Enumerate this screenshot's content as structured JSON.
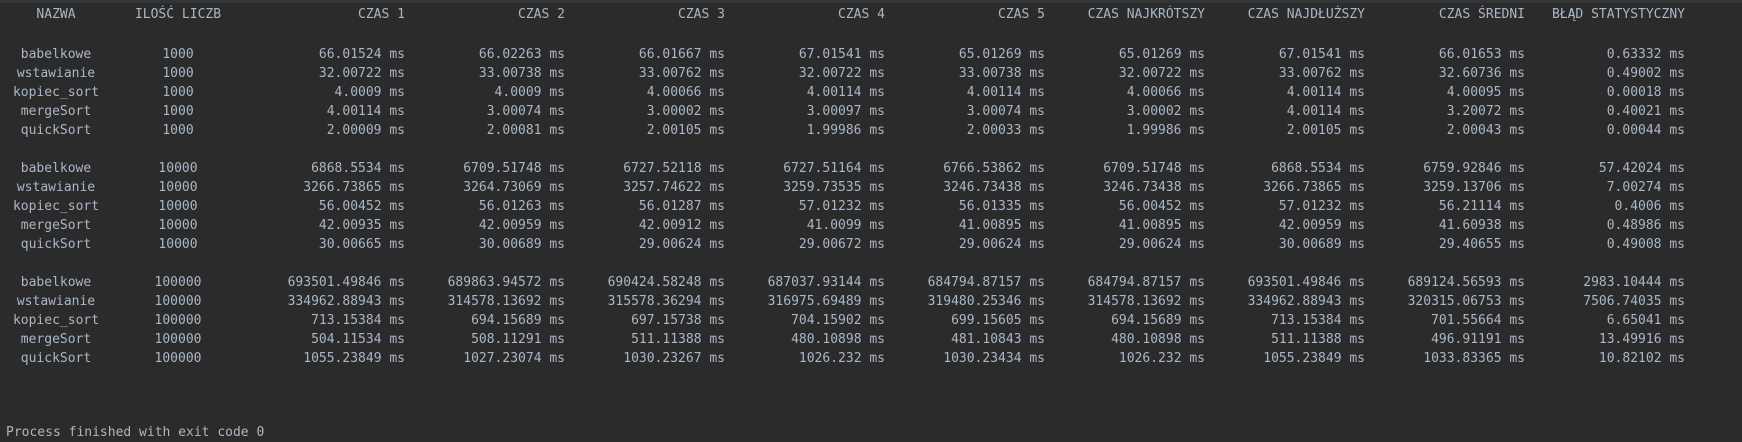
{
  "headers": {
    "name": "NAZWA",
    "count": "ILOŚĆ LICZB",
    "t1": "CZAS 1",
    "t2": "CZAS 2",
    "t3": "CZAS 3",
    "t4": "CZAS 4",
    "t5": "CZAS 5",
    "min": "CZAS NAJKRÓTSZY",
    "max": "CZAS NAJDŁUŻSZY",
    "avg": "CZAS ŚREDNI",
    "err": "BŁĄD STATYSTYCZNY"
  },
  "rows": [
    {
      "name": "babelkowe",
      "count": "1000",
      "t1": "66.01524 ms",
      "t2": "66.02263 ms",
      "t3": "66.01667 ms",
      "t4": "67.01541 ms",
      "t5": "65.01269 ms",
      "min": "65.01269 ms",
      "max": "67.01541 ms",
      "avg": "66.01653 ms",
      "err": "0.63332 ms"
    },
    {
      "name": "wstawianie",
      "count": "1000",
      "t1": "32.00722 ms",
      "t2": "33.00738 ms",
      "t3": "33.00762 ms",
      "t4": "32.00722 ms",
      "t5": "33.00738 ms",
      "min": "32.00722 ms",
      "max": "33.00762 ms",
      "avg": "32.60736 ms",
      "err": "0.49002 ms"
    },
    {
      "name": "kopiec_sort",
      "count": "1000",
      "t1": "4.0009 ms",
      "t2": "4.0009 ms",
      "t3": "4.00066 ms",
      "t4": "4.00114 ms",
      "t5": "4.00114 ms",
      "min": "4.00066 ms",
      "max": "4.00114 ms",
      "avg": "4.00095 ms",
      "err": "0.00018 ms"
    },
    {
      "name": "mergeSort",
      "count": "1000",
      "t1": "4.00114 ms",
      "t2": "3.00074 ms",
      "t3": "3.00002 ms",
      "t4": "3.00097 ms",
      "t5": "3.00074 ms",
      "min": "3.00002 ms",
      "max": "4.00114 ms",
      "avg": "3.20072 ms",
      "err": "0.40021 ms"
    },
    {
      "name": "quickSort",
      "count": "1000",
      "t1": "2.00009 ms",
      "t2": "2.00081 ms",
      "t3": "2.00105 ms",
      "t4": "1.99986 ms",
      "t5": "2.00033 ms",
      "min": "1.99986 ms",
      "max": "2.00105 ms",
      "avg": "2.00043 ms",
      "err": "0.00044 ms"
    },
    {
      "name": "babelkowe",
      "count": "10000",
      "t1": "6868.5534 ms",
      "t2": "6709.51748 ms",
      "t3": "6727.52118 ms",
      "t4": "6727.51164 ms",
      "t5": "6766.53862 ms",
      "min": "6709.51748 ms",
      "max": "6868.5534 ms",
      "avg": "6759.92846 ms",
      "err": "57.42024 ms"
    },
    {
      "name": "wstawianie",
      "count": "10000",
      "t1": "3266.73865 ms",
      "t2": "3264.73069 ms",
      "t3": "3257.74622 ms",
      "t4": "3259.73535 ms",
      "t5": "3246.73438 ms",
      "min": "3246.73438 ms",
      "max": "3266.73865 ms",
      "avg": "3259.13706 ms",
      "err": "7.00274 ms"
    },
    {
      "name": "kopiec_sort",
      "count": "10000",
      "t1": "56.00452 ms",
      "t2": "56.01263 ms",
      "t3": "56.01287 ms",
      "t4": "57.01232 ms",
      "t5": "56.01335 ms",
      "min": "56.00452 ms",
      "max": "57.01232 ms",
      "avg": "56.21114 ms",
      "err": "0.4006 ms"
    },
    {
      "name": "mergeSort",
      "count": "10000",
      "t1": "42.00935 ms",
      "t2": "42.00959 ms",
      "t3": "42.00912 ms",
      "t4": "41.0099 ms",
      "t5": "41.00895 ms",
      "min": "41.00895 ms",
      "max": "42.00959 ms",
      "avg": "41.60938 ms",
      "err": "0.48986 ms"
    },
    {
      "name": "quickSort",
      "count": "10000",
      "t1": "30.00665 ms",
      "t2": "30.00689 ms",
      "t3": "29.00624 ms",
      "t4": "29.00672 ms",
      "t5": "29.00624 ms",
      "min": "29.00624 ms",
      "max": "30.00689 ms",
      "avg": "29.40655 ms",
      "err": "0.49008 ms"
    },
    {
      "name": "babelkowe",
      "count": "100000",
      "t1": "693501.49846 ms",
      "t2": "689863.94572 ms",
      "t3": "690424.58248 ms",
      "t4": "687037.93144 ms",
      "t5": "684794.87157 ms",
      "min": "684794.87157 ms",
      "max": "693501.49846 ms",
      "avg": "689124.56593 ms",
      "err": "2983.10444 ms"
    },
    {
      "name": "wstawianie",
      "count": "100000",
      "t1": "334962.88943 ms",
      "t2": "314578.13692 ms",
      "t3": "315578.36294 ms",
      "t4": "316975.69489 ms",
      "t5": "319480.25346 ms",
      "min": "314578.13692 ms",
      "max": "334962.88943 ms",
      "avg": "320315.06753 ms",
      "err": "7506.74035 ms"
    },
    {
      "name": "kopiec_sort",
      "count": "100000",
      "t1": "713.15384 ms",
      "t2": "694.15689 ms",
      "t3": "697.15738 ms",
      "t4": "704.15902 ms",
      "t5": "699.15605 ms",
      "min": "694.15689 ms",
      "max": "713.15384 ms",
      "avg": "701.55664 ms",
      "err": "6.65041 ms"
    },
    {
      "name": "mergeSort",
      "count": "100000",
      "t1": "504.11534 ms",
      "t2": "508.11291 ms",
      "t3": "511.11388 ms",
      "t4": "480.10898 ms",
      "t5": "481.10843 ms",
      "min": "480.10898 ms",
      "max": "511.11388 ms",
      "avg": "496.91191 ms",
      "err": "13.49916 ms"
    },
    {
      "name": "quickSort",
      "count": "100000",
      "t1": "1055.23849 ms",
      "t2": "1027.23074 ms",
      "t3": "1030.23267 ms",
      "t4": "1026.232 ms",
      "t5": "1030.23434 ms",
      "min": "1026.232 ms",
      "max": "1055.23849 ms",
      "avg": "1033.83365 ms",
      "err": "10.82102 ms"
    }
  ],
  "status": "Process finished with exit code 0"
}
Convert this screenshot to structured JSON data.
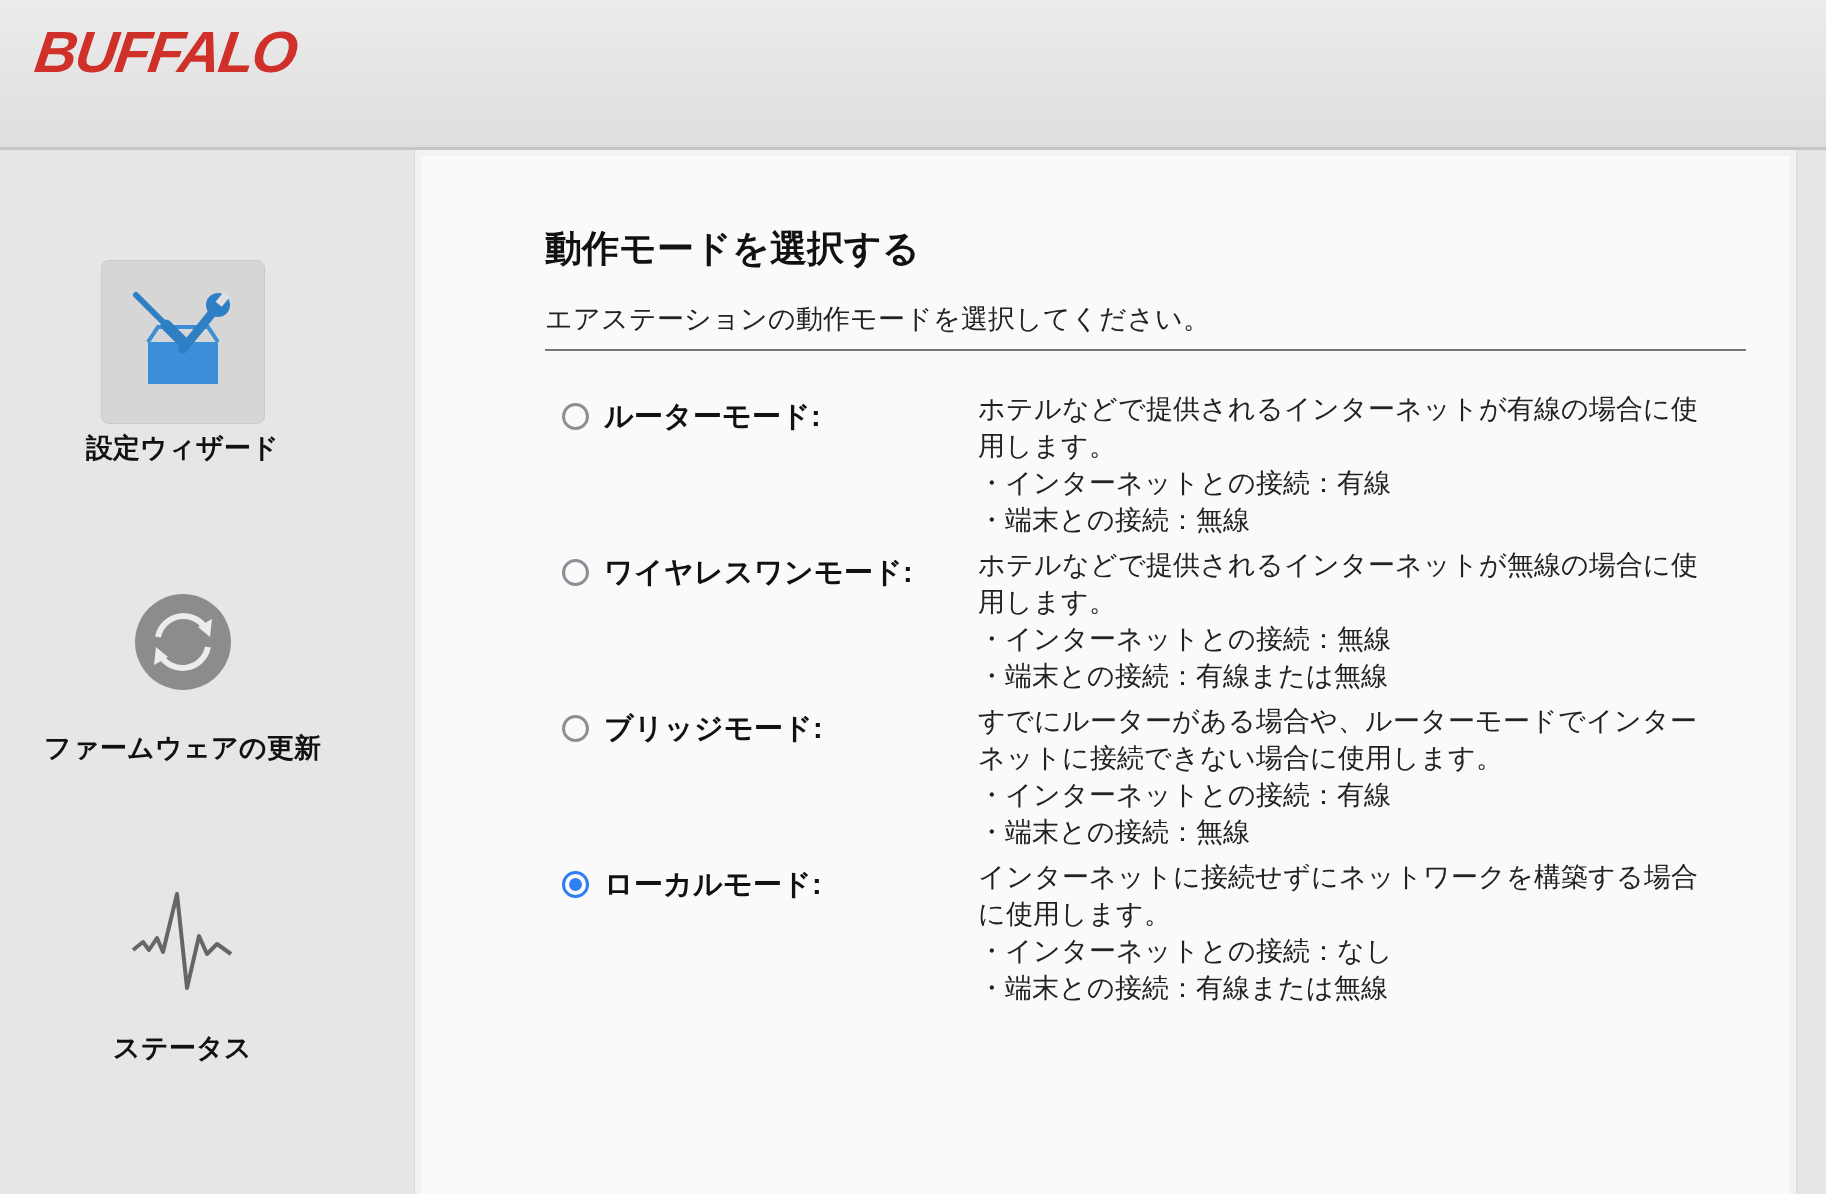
{
  "header": {
    "logo": "BUFFALO"
  },
  "sidebar": {
    "items": [
      {
        "kind": "wizard",
        "label": "設定ウィザード",
        "selected": true
      },
      {
        "kind": "firmware",
        "label": "ファームウェアの更新",
        "selected": false
      },
      {
        "kind": "status",
        "label": "ステータス",
        "selected": false
      }
    ]
  },
  "panel": {
    "title": "動作モードを選択する",
    "subtitle": "エアステーションの動作モードを選択してください。",
    "modes": [
      {
        "label": "ルーターモード:",
        "selected": false,
        "description": "ホテルなどで提供されるインターネットが有線の場合に使用します。",
        "bullets": [
          "・インターネットとの接続：有線",
          "・端末との接続：無線"
        ]
      },
      {
        "label": "ワイヤレスワンモード:",
        "selected": false,
        "description": "ホテルなどで提供されるインターネットが無線の場合に使用します。",
        "bullets": [
          "・インターネットとの接続：無線",
          "・端末との接続：有線または無線"
        ]
      },
      {
        "label": "ブリッジモード:",
        "selected": false,
        "description": "すでにルーターがある場合や、ルーターモードでインターネットに接続できない場合に使用します。",
        "bullets": [
          "・インターネットとの接続：有線",
          "・端末との接続：無線"
        ]
      },
      {
        "label": "ローカルモード:",
        "selected": true,
        "description": "インターネットに接続せずにネットワークを構築する場合に使用します。",
        "bullets": [
          "・インターネットとの接続：なし",
          "・端末との接続：有線または無線"
        ]
      }
    ]
  }
}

--------

TASK OBJECTIVE ::
Using the records above, find and show each line with the string "CZAS".

TASK SOLUTION ::
    "t1": "CZAS 1",
    "t2": "CZAS 2",
    "t3": "CZAS 3",
    "t4": "CZAS 4",
    "t5": "CZAS 5",
    "min": "CZAS NAJKRÓTSZY",
    "max": "CZAS NAJDŁUŻSZY",
    "avg": "CZAS ŚREDNI",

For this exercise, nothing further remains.